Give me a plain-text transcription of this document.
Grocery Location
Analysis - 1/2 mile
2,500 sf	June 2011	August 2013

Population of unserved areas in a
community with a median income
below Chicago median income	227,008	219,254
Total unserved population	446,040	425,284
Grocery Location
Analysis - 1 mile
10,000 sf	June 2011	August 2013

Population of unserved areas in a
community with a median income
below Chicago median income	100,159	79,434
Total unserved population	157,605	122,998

Instructions to follow: Retype all the material above precisely, with no line left out.

Full output:
Give me a plain-text transcription of this document.
Grocery Location
Analysis - 1/2 mile
2,500 sf	June 2011	August 2013

Population of unserved areas in a
community with a median income
below Chicago median income	227,008	219,254
Total unserved population	446,040	425,284
Grocery Location
Analysis - 1 mile
10,000 sf	June 2011	August 2013

Population of unserved areas in a
community with a median income
below Chicago median income	100,159	79,434
Total unserved population	157,605	122,998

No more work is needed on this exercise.